→ DOCUMENT EXCERPT:
^^^^

PCA scores plot of PC1 and PC4, indicating a degree of natural separation between the HIV + (green) and control (red) groups, as well as a greater degree of inter-individual variation within the HIV + group

The PLS-DA model (Fig. 2) differentiated between the HIV-infected and control groups and cross-validated with an accuracy measure of 0.857, an R2-value of 0.855, and a Q2-value of 0.468. A permutation test on the PLS-DA model showed prediction accuracy and the data were not overfitted, with a p-value of 0.026. Seventeen metabolites significantly differentiated the HIV + and control groups based on PLS-DA VIP values > 1.0.

Fig. 2.

Fig. 2

PLS-DA scores plot indicating group differentiation between the HIV + (green) and control (red) groups. This model was cross-validated and had an accuracy measure of 0.857, an R2-value of 0.855, and a Q2-value of 0.468. A permutation test based on prediction accuracy revealed a p-value of 0.026

Seven metabolites had a fold-change (FC) less than 0.5 or greater than 2 in the HIV + group comparatively. Sixteen metabolites differed significantly between the HIV + and control groups based upon the Mann–Whitney U test, corrected for multiple testing, with a threshold p < 0.1. Eighteen metabolites differed significantly between the HIV + and control groups based upon an effect size with a threshold d > 0.5. Metabolites with a p-value < 0.1 and d-value > 0.5 are the cut-off criteria here for the metabolic characterization of HIV, with PLS-DA VIP > 1.0 used to confirm these results. Three metabolites did not have significant p-values (p > 0.1) but did have statistically significant effect sizes (d > 0.5) when comparing the groups; namely, lactose (d > 0.8), myo-inositol (d > 0.8) and glycerol (d > 0.6). For a cohort of this size, the p-value alone is insufficient to determine the significance of an effect. The effect size, on the other hand, provides a measure of the magnitude of an effect and is independent of the sample size (Ialongo, 2016; Sullivan & Feinn, 2012). The effect of chance overshadows the statistical significance for these three metabolites (Ialongo, 2016), but from the effect size it is clear that they do have some practical significance. Generalized linear modelling revealed no statistically significant influence of age on these results. Table 2 summarizes these statistical results. Box plots are included as supplementary data.

Table 2.

^^^^

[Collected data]
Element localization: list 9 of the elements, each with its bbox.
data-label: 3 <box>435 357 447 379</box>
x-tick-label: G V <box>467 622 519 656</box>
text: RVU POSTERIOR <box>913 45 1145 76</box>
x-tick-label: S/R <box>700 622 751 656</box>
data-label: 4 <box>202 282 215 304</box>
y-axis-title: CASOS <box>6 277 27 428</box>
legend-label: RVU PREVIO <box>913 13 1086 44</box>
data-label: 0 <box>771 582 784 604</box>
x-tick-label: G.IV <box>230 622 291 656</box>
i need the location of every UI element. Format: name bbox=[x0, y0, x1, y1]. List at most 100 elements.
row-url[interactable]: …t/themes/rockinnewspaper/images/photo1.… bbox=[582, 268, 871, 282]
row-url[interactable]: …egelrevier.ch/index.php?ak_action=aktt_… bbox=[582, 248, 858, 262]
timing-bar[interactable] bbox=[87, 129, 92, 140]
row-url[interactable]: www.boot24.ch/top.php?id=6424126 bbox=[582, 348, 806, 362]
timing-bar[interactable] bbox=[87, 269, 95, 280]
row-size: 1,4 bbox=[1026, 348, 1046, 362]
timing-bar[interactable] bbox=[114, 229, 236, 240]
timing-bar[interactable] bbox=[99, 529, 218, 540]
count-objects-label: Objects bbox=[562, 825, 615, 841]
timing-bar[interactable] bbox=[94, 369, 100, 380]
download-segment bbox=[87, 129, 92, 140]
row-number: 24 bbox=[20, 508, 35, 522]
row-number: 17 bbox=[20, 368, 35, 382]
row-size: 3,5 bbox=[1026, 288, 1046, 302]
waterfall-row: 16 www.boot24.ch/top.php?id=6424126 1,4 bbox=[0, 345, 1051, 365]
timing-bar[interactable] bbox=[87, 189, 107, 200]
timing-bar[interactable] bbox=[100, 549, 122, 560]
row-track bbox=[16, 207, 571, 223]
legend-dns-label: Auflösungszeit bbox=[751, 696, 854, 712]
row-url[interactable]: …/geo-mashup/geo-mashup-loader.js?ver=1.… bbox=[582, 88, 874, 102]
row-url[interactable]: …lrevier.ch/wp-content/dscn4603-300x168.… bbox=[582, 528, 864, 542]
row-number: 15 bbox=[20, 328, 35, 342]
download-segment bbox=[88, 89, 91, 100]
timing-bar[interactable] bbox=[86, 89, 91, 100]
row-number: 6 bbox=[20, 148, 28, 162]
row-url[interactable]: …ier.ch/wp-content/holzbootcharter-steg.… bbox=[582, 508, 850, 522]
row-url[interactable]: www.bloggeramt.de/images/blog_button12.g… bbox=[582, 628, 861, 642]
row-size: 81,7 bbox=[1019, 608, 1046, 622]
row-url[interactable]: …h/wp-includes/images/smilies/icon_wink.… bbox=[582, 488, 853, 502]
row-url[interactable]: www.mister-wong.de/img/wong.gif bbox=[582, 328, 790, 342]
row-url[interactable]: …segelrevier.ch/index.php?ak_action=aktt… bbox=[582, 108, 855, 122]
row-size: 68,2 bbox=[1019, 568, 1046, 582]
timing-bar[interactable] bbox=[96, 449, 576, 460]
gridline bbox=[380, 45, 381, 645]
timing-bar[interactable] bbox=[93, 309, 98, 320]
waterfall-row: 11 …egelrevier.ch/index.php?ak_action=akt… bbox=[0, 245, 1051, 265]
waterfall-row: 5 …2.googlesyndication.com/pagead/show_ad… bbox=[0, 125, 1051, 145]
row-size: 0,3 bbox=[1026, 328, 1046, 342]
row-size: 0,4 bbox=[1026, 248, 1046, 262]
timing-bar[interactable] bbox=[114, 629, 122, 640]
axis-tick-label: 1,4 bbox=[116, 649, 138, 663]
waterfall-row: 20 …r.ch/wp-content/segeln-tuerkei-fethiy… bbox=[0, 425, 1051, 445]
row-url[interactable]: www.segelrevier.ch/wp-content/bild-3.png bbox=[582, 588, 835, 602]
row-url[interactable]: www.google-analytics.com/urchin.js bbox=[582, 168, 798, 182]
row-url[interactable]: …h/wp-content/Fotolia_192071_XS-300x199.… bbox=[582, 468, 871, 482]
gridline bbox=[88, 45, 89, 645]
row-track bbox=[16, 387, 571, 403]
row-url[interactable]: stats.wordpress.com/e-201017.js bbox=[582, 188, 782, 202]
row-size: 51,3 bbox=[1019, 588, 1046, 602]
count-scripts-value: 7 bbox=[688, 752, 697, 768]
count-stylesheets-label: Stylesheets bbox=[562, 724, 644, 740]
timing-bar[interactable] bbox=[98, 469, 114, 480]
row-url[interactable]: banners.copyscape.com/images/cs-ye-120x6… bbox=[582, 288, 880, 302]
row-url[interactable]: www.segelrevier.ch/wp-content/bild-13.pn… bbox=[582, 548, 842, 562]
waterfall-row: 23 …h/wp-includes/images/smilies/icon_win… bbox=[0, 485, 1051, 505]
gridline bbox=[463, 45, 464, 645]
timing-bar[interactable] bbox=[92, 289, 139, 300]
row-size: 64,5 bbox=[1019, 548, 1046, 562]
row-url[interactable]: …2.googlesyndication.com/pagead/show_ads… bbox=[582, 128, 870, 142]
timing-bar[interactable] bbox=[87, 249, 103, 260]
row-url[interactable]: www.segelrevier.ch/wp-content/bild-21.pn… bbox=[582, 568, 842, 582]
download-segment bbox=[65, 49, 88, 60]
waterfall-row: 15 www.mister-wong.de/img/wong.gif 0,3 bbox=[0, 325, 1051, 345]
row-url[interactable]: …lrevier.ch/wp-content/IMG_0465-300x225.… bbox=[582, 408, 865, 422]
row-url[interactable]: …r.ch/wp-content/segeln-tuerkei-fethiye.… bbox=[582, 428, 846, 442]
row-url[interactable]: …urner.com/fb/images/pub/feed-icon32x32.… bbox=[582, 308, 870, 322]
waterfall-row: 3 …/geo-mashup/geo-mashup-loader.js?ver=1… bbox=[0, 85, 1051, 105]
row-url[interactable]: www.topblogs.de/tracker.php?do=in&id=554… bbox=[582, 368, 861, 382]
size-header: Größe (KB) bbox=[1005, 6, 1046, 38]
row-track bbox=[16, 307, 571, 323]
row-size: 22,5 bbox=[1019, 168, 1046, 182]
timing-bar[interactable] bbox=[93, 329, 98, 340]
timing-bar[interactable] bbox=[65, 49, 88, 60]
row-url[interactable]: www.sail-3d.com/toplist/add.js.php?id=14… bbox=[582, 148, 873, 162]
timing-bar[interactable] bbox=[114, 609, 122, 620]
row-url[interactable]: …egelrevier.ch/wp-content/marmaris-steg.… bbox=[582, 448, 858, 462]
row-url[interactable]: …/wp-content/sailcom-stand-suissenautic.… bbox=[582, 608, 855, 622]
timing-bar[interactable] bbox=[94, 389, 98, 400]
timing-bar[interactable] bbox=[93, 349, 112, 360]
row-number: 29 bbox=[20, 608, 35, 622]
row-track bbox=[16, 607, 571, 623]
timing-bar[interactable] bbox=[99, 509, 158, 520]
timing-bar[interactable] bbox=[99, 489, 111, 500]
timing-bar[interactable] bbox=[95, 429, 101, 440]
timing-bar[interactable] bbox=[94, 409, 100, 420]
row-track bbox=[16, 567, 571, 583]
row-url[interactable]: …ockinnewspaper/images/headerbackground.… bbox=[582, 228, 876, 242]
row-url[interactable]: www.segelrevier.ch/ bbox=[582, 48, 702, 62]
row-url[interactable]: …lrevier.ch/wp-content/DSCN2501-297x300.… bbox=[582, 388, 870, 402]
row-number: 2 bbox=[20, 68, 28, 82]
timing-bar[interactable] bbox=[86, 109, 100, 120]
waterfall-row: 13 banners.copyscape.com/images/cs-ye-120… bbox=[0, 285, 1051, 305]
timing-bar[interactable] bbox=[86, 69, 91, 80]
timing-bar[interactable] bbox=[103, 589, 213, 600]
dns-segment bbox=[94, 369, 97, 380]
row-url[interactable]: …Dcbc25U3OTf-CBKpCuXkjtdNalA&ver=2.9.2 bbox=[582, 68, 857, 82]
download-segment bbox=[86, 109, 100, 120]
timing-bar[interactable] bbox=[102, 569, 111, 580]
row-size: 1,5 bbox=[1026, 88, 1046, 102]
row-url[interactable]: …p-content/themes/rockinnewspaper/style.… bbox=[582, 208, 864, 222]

^^^^

→ PROBLEMS TO WORK ON:
(1) Do these statements agree with the HIV metabolite analysis text? (a) The permutation test on the PLS-DA model gave a p-value of 0.026. (b) Generalized linear modelling found that age significantly influenced the results. (c) Eighteen metabolites differed significantly between the groups according to the Mann–Whitney U test. Answer yes or no for each, and quote the deciding words.
(2) How would the HIV metabolite analysis text go on? Write what comes next after its last line.

→ TASK-BY-TASK ANSWERS:
(1)
(a) Yes: "A permutation test on the PLS-DA model showed prediction accuracy and the data were not overfitted, with a p-value of 0.026."
(b) No: "Generalized linear modelling revealed no statistically significant influence of age on these results."
(c) No: "Sixteen metabolites differed significantly between the HIV + and control groups based upon the Mann–Whitney U test"

(2)
Summary of statistical findings

Metabolites HIV Controls HIV vs Control
Average relative conc. (µmol/L)  ±  Standard deviation Average relative conc. (µmol/L)  ±  Standard deviation Fold change (< 0.5 or > 2.0) Mann–Whitney U (< 0.1) VIP score (> 1.0) d-value (> 0.5)
3-Hydroxybutyric acid 0.0275  ±  0.0313 0.0881  ±  0.1479 0.31 0.0783 0.556
3-Hydroxyisovaleric acid 0.0017  ±  0.0019 0.0007  ±  0.0004 2.57 0.0078 1.48 0.864
4-Deoxythreonic acid 0.0018  ±  0.0013 0.0006  ±  0.0002 3.91 0.0031 1.98 1.039
D-Ribose 0.0062  ±  0.0030 0.0040  ±  0.0012 0.0116 1.51 2.288
Erythritol 0.0373  ±  0.0272 0.0193  ±  0.0056 0.0031 1.75 1.484
Glyceric acid 0.0201  ±  0.0093 0.0132  ±  0.0048 0.0302 1.40 2.199
Glycerol 0.4890  ±  0.7098 0.1891  ±  0.3843 2.59 1.10 0.532
Lactose 0.0019  ±  0.0019 0.0006  ±  0.0005 12.15 1.67 0.870
Methylphosphonic acid 0.0020  ±  0.0008 0.0014  ±  0.0006 0.0242 1.18 2.390
Myo-Inositol 0.4868  ±  0.4873 0.2632  ±  0.1057 1.11 1.183
Pyroglutamic acid 0.0642  ±  0.0224 0.0484  ±  0.0187 0.0377 1.24 2.538
Ribitol 0.0799  ±  0.0311 0.0475  ±  0.0109 0.0022 2.00 2.459
Ribonic acid 0.0141  ±  0.0094 0.0083  ±  0.0029 0.0193 1.47 1.688
Sorbitol 0.0167  ±  0.0097 0.0096  ±  0.0044 0.0042 1.53 1.665
Threonic acid 0.0433  ±  0.0235 0.0258  ±  0.0086 0.0031 1.65 1.944
Trehalose 0.0038  ±  0.0036 0.0006  ±  0.0006 6.33 0.0031 1.44 0.644
Undecylenic acid 0.0049  ±  0.0006 0.0058  ±  0.0013 0.0113 1.23 4.642
Urea 0.2480  ±  0.2082 0.3759  ±  0.2225 0.0853 1.37 1.539

An enrichment analysis (Fig. 3) of the 18 metabolites that characterise neuroinflammation in CSF collected from this South African paediatric HIV cohort shows that our set of metabolites is closely associated with that of a biotinidase deficiency, ribose-5-phosphate isomerase deficiency, and propionic acidemia. There is also some association with various forms of meningitis, anoxia, and Alzheimer’s disease.

Fig. 3.

Fig. 3

Enrichment analysis of the 18 important CSF metabolites identified for paediatric HIV. This metabolic profile is more closely associated with that of biotinidase deficiency, ribose-5-phosphate isomerase deficiency, and propionic acidemia, and to a lesser degree with various forms of meningitis, anoxia, and Alzheimer’s disease

Discussion

Figure 4 provides an overview of all the metabolic pathways discussed below.

Fig. 4.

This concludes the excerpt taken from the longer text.